>> Begin
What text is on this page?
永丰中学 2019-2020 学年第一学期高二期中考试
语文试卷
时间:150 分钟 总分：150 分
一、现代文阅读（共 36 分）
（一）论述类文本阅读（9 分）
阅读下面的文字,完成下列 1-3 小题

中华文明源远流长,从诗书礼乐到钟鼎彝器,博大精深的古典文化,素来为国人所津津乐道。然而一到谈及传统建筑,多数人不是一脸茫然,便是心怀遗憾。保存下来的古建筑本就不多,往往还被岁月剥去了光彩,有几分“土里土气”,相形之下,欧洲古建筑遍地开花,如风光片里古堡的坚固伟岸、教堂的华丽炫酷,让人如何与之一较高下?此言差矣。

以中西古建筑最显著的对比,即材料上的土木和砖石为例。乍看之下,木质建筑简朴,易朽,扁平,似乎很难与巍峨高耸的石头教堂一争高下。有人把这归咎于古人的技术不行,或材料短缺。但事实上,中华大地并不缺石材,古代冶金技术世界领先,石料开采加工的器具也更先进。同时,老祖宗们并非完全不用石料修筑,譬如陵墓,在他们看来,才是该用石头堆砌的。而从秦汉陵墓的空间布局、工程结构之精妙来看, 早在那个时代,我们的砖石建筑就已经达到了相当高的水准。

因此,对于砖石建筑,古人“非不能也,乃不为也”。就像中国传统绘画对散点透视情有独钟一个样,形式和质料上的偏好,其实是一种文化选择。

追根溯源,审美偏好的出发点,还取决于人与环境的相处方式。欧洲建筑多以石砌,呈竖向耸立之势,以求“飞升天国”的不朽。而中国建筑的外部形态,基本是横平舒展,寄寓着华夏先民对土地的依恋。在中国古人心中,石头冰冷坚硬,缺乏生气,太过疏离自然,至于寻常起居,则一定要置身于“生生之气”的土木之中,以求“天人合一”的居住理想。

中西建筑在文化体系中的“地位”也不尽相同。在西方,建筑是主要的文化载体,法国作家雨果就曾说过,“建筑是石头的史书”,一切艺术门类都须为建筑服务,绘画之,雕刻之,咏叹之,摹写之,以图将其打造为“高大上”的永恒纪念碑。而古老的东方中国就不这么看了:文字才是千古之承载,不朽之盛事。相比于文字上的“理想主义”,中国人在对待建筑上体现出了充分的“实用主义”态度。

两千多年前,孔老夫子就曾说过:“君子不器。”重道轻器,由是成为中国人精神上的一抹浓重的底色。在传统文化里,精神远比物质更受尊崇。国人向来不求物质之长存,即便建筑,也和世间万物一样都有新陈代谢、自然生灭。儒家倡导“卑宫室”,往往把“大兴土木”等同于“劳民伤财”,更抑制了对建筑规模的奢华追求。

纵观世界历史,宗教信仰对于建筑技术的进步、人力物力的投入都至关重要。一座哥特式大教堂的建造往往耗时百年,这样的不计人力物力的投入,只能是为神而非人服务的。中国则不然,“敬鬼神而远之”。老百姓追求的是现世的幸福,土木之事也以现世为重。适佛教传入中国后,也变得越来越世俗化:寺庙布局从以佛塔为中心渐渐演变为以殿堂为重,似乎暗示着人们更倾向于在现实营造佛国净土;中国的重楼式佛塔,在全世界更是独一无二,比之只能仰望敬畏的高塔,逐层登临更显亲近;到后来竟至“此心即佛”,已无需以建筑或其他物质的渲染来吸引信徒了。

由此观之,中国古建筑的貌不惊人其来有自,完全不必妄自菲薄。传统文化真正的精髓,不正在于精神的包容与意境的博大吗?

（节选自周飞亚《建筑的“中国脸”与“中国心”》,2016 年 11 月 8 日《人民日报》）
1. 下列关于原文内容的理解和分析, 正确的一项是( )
>> End
:: EXERCISE OBJECTIVE ::
Go through the data and return every record exactly.

:: WORKED SOLUTION ::
What text is on this page?
永丰中学 2019-2020 学年第一学期高二期中考试
语文试卷
时间:150 分钟 总分：150 分
一、现代文阅读（共 36 分）
（一）论述类文本阅读（9 分）
阅读下面的文字,完成下列 1-3 小题

中华文明源远流长,从诗书礼乐到钟鼎彝器,博大精深的古典文化,素来为国人所津津乐道。然而一到谈及传统建筑,多数人不是一脸茫然,便是心怀遗憾。保存下来的古建筑本就不多,往往还被岁月剥去了光彩,有几分“土里土气”,相形之下,欧洲古建筑遍地开花,如风光片里古堡的坚固伟岸、教堂的华丽炫酷,让人如何与之一较高下?此言差矣。

以中西古建筑最显著的对比,即材料上的土木和砖石为例。乍看之下,木质建筑简朴,易朽,扁平,似乎很难与巍峨高耸的石头教堂一争高下。有人把这归咎于古人的技术不行,或材料短缺。但事实上,中华大地并不缺石材,古代冶金技术世界领先,石料开采加工的器具也更先进。同时,老祖宗们并非完全不用石料修筑,譬如陵墓,在他们看来,才是该用石头堆砌的。而从秦汉陵墓的空间布局、工程结构之精妙来看, 早在那个时代,我们的砖石建筑就已经达到了相当高的水准。

因此,对于砖石建筑,古人“非不能也,乃不为也”。就像中国传统绘画对散点透视情有独钟一个样,形式和质料上的偏好,其实是一种文化选择。

追根溯源,审美偏好的出发点,还取决于人与环境的相处方式。欧洲建筑多以石砌,呈竖向耸立之势,以求“飞升天国”的不朽。而中国建筑的外部形态,基本是横平舒展,寄寓着华夏先民对土地的依恋。在中国古人心中,石头冰冷坚硬,缺乏生气,太过疏离自然,至于寻常起居,则一定要置身于“生生之气”的土木之中,以求“天人合一”的居住理想。

中西建筑在文化体系中的“地位”也不尽相同。在西方,建筑是主要的文化载体,法国作家雨果就曾说过,“建筑是石头的史书”,一切艺术门类都须为建筑服务,绘画之,雕刻之,咏叹之,摹写之,以图将其打造为“高大上”的永恒纪念碑。而古老的东方中国就不这么看了:文字才是千古之承载,不朽之盛事。相比于文字上的“理想主义”,中国人在对待建筑上体现出了充分的“实用主义”态度。

两千多年前,孔老夫子就曾说过:“君子不器。”重道轻器,由是成为中国人精神上的一抹浓重的底色。在传统文化里,精神远比物质更受尊崇。国人向来不求物质之长存,即便建筑,也和世间万物一样都有新陈代谢、自然生灭。儒家倡导“卑宫室”,往往把“大兴土木”等同于“劳民伤财”,更抑制了对建筑规模的奢华追求。

纵观世界历史,宗教信仰对于建筑技术的进步、人力物力的投入都至关重要。一座哥特式大教堂的建造往往耗时百年,这样的不计人力物力的投入,只能是为神而非人服务的。中国则不然,“敬鬼神而远之”。老百姓追求的是现世的幸福,土木之事也以现世为重。适佛教传入中国后,也变得越来越世俗化:寺庙布局从以佛塔为中心渐渐演变为以殿堂为重,似乎暗示着人们更倾向于在现实营造佛国净土;中国的重楼式佛塔,在全世界更是独一无二,比之只能仰望敬畏的高塔,逐层登临更显亲近;到后来竟至“此心即佛”,已无需以建筑或其他物质的渲染来吸引信徒了。

由此观之,中国古建筑的貌不惊人其来有自,完全不必妄自菲薄。传统文化真正的精髓,不正在于精神的包容与意境的博大吗?

（节选自周飞亚《建筑的“中国脸”与“中国心”》,2016 年 11 月 8 日《人民日报》）
1. 下列关于原文内容的理解和分析, 正确的一项是( )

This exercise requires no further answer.